▸ Required task A: Write out the part of the drift tutorial from "# Guided Exercise: Drift" to "up in part 1.".
▸ Required task B: In the drift tutorial, which split serves as the reference split for the MAE performance test?

▸ Provided passage:
== == ==

# Guided Exercise: Drift
This is a continuation of part 1. If you missed it:     [![Open In Colab](https://colab.research.google.com/assets/colab-badge.svg)](https://colab.research.google.com/github/truera/truera-examples/blob/release/rc-1.37/starter-examples/starter-drift-part-1.ipynb)

#### Goals 🎯
In this tutorial, you will learn how to:
1. View the results of stability tests set up in part 1.
2. Debug the true cause of stability issues.
3. Retest the new model and confirm the effectiveness of the mitigation strategy.

### First, set the credentials for your TruEra deployment.
If you don't have credentials yet, get them instantly by signing up for free at: https://www.truera.com

In [1]:
# connection details
TRUERA_URL = "https://app.truera.net"
AUTH_TOKEN = "..."

### Install the required packages for running in colab

In [4]:
! pip install --upgrade truera



### From here, run the rest of the notebook and follow the analysis.

### First, load data and train the in your beach-head market, San Francisco. Also add additional data for Seattle and Austin, your target markets.

In [5]:
import logging
import pandas as pd
import xgboost as xgb
from sklearn import preprocessing
from sklearn.utils import resample

from truera.client.truera_workspace import TrueraWorkspace
from truera.client.truera_authentication import TokenAuthentication

auth = TokenAuthentication(AUTH_TOKEN)
tru = TrueraWorkspace(TRUERA_URL, auth, ignore_version_mismatch=True, log_level=logging.ERROR)

# set our environmetn to local compute so we can compute predictions and feature influences on our local machine
tru.set_environment("remote")
# note: we'll periodically toggle between local and remote so we can interact with our remote deployment as well.

### Test for stability in Seattle and Austin.

In [6]:
# create the first project and data collection
project_name = "Starter Example Companion - Drift"
tru.set_project(project_name)
tru.set_data_collection("Data Collection v1")
tru.get_models()

['model_1']

In [7]:
# add performance and feature importance tests
tru.tester.add_performance_test(
    test_name="MAE Test",
    all_data_collections=True,
    data_split_name_regex="Seattle",
    metric="MAE",
    reference_split_name="San Francisco",
    fail_if_greater_than=40,
    fail_threshold_type="RELATIVE"
)

In [8]:
tru.tester.get_model_leaderboard(sort_by="performance")

0,1,2,3,4,5,6
Model Name,Train Split Name,Train Parameters,Performance Tests (Failed/Warning/Total),Fairness Tests (Failed/Warning/Total),Stability Tests (Failed/Warning/Total),Feature Importance Tests (Failed/Warning/Total)

== == ==

Element and coordinate records:
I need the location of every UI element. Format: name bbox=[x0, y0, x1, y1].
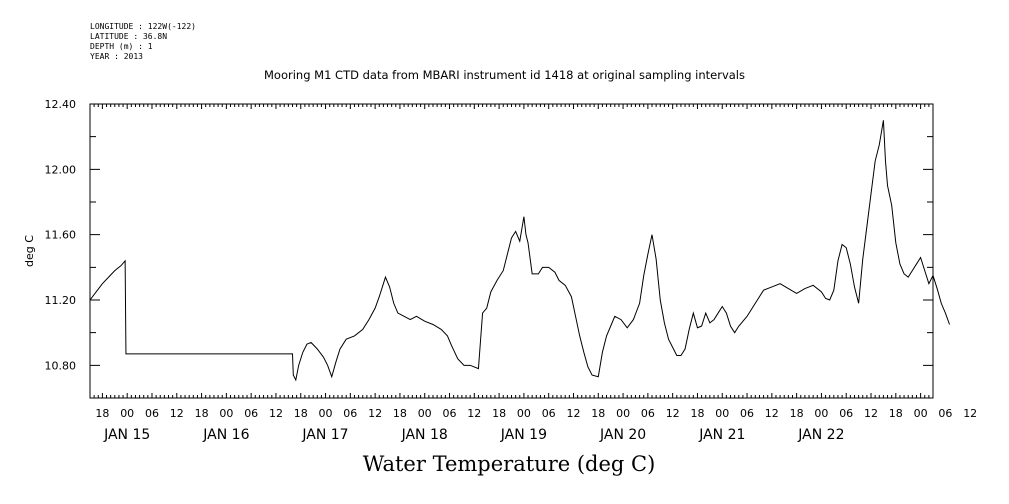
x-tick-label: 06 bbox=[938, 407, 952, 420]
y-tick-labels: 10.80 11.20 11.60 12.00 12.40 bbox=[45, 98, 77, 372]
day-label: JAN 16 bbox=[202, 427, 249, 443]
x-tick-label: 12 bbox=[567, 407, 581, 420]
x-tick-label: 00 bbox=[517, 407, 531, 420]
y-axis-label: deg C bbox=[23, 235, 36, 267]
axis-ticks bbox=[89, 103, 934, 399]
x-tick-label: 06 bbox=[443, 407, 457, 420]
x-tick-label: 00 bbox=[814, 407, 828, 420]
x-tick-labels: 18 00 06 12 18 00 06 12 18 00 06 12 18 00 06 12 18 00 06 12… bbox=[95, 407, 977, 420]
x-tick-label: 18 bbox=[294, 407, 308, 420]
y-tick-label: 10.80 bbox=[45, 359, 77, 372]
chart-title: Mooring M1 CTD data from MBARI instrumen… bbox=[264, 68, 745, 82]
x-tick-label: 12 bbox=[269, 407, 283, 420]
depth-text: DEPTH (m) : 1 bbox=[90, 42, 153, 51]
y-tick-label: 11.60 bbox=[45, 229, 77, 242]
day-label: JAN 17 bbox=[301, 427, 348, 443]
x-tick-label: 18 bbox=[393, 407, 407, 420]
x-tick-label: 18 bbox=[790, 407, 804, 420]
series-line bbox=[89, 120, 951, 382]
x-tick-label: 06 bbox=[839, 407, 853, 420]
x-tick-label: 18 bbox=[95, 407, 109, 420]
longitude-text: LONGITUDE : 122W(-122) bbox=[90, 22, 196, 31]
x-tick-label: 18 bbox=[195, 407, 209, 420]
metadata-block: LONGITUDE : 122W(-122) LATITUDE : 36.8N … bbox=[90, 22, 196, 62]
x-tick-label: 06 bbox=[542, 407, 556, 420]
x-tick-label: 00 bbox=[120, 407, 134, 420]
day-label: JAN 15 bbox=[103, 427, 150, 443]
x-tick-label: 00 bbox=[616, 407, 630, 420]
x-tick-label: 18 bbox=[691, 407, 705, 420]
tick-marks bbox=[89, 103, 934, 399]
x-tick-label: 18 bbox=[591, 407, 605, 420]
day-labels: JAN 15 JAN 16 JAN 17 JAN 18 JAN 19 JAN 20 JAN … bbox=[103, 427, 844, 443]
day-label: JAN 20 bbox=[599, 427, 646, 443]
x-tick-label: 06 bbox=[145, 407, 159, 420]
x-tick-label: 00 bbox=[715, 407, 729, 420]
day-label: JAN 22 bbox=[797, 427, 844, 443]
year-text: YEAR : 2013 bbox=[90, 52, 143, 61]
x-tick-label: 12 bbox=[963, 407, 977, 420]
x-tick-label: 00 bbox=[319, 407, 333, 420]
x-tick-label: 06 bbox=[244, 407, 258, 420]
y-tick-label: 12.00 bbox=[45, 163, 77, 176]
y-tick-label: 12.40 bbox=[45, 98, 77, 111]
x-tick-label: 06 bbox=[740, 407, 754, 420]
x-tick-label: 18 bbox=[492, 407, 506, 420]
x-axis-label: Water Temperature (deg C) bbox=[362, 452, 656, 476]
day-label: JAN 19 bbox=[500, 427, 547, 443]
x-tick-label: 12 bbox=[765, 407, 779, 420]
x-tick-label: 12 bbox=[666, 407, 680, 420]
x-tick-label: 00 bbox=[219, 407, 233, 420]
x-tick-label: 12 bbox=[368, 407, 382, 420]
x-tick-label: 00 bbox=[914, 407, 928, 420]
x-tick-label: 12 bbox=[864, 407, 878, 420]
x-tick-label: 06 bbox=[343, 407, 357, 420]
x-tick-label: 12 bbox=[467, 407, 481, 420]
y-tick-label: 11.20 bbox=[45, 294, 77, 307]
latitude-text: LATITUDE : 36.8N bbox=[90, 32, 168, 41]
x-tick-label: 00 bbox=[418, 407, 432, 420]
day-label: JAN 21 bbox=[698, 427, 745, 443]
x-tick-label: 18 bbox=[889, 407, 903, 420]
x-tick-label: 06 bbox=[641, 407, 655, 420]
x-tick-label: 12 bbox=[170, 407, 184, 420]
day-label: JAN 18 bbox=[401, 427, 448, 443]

== == ==

▸ Correct answer A:
# Guided Exercise: Drift
This is a continuation of part 1. If you missed it:     [![Open In Colab](https://colab.research.google.com/assets/colab-badge.svg)](https://colab.research.google.com/github/truera/truera-examples/blob/release/rc-1.37/starter-examples/starter-drift-part-1.ipynb)

#### Goals 🎯
In this tutorial, you will learn how to:
1. View the results of stability tests set up in part 1.

▸ Correct answer B: San Francisco